__Provided text__:
Remember that masscan is insanely easy to build for whatever computer you have. For Ubuntu, the process is:
apt-get install git gcc gmake libpcap-dev
git clone https://github.com/robertdavidgraham/masscan
cd masscan
make
For Mac OS X, you can just run 'git' and XCode to compile it (using the XCode project). Or, you can type 'make' from the command-line. This assumes you have the compiler installed.

On Windows, you have to get WinPcap, and you have to get some sort of 'git' program. I use the "msysgit" environment. It's nice because it includes gcc/gmake, so one could build masscan with no further software. Personally, I don't use gcc on Windows, but VisualStudio 2010 instead, but both work fine.

On Windows, there are a few tweeks you have to be aware of. Using your own IP address for the scan really slows things down, a lot. Therefore, you have to spoof an otherwise unused IP address (e.g. --source-address 10.0.0.241). Also, you have to use the --sendq parameter to make it go faster. Without these options, it'll run at an abysmal 30k packets/second. With these options, you should get over 1-million packets/second.


If you go to this year's CCC and don't scan the entire Internet, you are doing it wrong. I expect all you kids to come back from Christmas CCC Congress with your own, personal Shodan databases. 



Note: The 10gbps NICs from Intel are the best to use with masscan. That's because masscan can use PF_RING, a custom driver. Using the built-in Linux driver, masscan maxes out at 2.5 million packets/second. Using PF_RING, it can do 25 million packets/second -- according to my benchmarks. The single port Intel NIC using copper costs $350, dual port $550. NICs that support fiber will cost more, you need to get the SPF+ NICs, then buy the SPF+ fiber modules.



Note: I'm not sure how big a full, Shodan-style scan of the Internet will be, but the binary format of Masscan is pretty small. I'd estimate maybe 10-gigabytes for the entire scan. You can use "--nocapture cert" in order to avoid storing the SSL certificates, which is the bulkiest data it has. You'll can use the "--rotate" feature to split the results across smaller files. You'll use the "--readscan" feature later in order to parse the binary results into something like XML, JSON, or a Redis database.



Note: Some targets don't like getting scan. I mean, they really don't like getting scanned to the point of sending men in suites to politely suggest that you stop. This leaves an embarrassing hole in the scan data. This is a good time to fill that hole -- by the time they get their act together and send agents the conference to shutdown the network, the conference will be over. I'm just saying...


Note: For extra special fun, you can use masscan as a "load generator" instead of a port scanner. Masscan gets its speed by being a "user-mode TCP stack". That speed can be repurposed. Instead of a one-to-many configuration, you go do a many-to-one, spoofing a lot of local IP addresses in order to send lots of requests at the remote target(s).

__Material supplied__:
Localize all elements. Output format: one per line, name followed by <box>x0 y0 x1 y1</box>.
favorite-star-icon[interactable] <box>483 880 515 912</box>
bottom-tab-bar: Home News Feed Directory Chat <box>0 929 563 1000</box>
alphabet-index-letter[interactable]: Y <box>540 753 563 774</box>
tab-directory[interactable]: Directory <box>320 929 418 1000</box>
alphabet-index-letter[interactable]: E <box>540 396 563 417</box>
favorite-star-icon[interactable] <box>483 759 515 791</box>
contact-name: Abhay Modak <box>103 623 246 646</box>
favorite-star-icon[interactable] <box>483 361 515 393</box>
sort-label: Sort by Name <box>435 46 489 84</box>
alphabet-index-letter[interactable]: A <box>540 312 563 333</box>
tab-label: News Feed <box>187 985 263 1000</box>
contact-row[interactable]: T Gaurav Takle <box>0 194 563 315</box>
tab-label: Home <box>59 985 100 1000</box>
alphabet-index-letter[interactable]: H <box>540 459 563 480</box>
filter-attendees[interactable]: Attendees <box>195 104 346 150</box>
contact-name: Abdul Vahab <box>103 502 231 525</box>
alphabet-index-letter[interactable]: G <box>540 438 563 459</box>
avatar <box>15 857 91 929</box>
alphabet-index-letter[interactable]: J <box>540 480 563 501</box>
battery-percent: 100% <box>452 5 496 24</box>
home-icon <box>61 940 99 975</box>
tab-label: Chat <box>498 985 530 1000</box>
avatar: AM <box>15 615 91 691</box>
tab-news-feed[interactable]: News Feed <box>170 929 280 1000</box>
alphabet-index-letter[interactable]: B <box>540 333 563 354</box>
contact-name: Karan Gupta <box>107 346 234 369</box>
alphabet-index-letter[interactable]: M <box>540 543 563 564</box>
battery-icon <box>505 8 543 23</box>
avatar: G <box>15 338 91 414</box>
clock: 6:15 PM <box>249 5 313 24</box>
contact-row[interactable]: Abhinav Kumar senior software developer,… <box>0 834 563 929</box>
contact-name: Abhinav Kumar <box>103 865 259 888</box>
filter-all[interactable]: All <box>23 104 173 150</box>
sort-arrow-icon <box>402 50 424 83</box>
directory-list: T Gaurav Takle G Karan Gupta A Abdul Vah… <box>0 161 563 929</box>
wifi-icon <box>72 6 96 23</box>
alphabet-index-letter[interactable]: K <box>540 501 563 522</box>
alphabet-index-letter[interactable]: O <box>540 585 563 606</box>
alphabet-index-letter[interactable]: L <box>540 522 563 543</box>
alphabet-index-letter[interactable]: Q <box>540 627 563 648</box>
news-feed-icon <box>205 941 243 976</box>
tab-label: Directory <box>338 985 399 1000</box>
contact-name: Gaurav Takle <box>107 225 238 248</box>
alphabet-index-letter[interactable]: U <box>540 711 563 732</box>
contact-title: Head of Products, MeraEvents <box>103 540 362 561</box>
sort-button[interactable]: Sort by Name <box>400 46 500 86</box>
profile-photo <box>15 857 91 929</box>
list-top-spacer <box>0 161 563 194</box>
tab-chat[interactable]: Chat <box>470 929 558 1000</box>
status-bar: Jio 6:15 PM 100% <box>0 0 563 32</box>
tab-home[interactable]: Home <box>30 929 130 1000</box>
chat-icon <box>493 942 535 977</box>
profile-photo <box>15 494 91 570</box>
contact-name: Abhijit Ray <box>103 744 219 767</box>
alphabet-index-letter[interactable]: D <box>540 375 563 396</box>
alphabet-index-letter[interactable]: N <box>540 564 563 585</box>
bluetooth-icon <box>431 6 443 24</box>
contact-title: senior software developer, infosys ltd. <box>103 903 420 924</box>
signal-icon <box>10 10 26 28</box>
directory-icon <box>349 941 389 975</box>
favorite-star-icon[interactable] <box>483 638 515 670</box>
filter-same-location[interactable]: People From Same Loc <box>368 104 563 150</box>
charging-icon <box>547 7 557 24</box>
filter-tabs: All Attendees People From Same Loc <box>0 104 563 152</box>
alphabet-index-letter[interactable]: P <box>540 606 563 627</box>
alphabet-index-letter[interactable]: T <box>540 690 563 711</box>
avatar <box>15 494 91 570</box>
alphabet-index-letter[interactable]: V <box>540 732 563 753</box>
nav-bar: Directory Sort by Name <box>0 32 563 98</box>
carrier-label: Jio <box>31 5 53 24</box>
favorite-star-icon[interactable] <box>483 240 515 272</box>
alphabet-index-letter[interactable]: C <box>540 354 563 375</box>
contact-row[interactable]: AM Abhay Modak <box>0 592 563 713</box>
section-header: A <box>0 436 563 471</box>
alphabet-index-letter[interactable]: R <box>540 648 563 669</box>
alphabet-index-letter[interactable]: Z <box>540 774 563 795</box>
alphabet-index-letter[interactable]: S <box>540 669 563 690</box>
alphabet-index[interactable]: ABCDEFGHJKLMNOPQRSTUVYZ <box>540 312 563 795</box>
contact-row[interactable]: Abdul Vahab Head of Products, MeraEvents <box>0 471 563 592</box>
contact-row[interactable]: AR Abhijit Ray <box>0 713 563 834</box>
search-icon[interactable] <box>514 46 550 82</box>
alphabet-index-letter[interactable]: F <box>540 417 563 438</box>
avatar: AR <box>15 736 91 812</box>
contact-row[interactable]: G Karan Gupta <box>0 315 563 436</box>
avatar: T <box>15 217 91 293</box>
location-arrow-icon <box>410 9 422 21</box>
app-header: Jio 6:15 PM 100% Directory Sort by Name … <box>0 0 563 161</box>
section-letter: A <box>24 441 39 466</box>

__Requirement 1__:
From the masscan text, reproduce word for word the stretch from "Note: The 10gbps NICs" through "SPF+ fiber modules.".
__Requirement 2__:
Answer these questions using the masscan text.
(a) Which environment does the author use on Windows to get a 'git' program?
(b) According to the author's benchmarks, how many packets per second can masscan send when using PF_RING?
(c) Which option avoids storing SSL certificates?

__Answer box 1__:
Note: The 10gbps NICs from Intel are the best to use with masscan. That's because masscan can use PF_RING, a custom driver. Using the built-in Linux driver, masscan maxes out at 2.5 million packets/second. Using PF_RING, it can do 25 million packets/second -- according to my benchmarks. The single port Intel NIC using copper costs $350, dual port $550. NICs that support fiber will cost more, you need to get the SPF+ NICs, then buy the SPF+ fiber modules.

__Answer box 2__:
(a) The "msysgit" environment.
(b) 25 million packets per second.
(c) "--nocapture cert".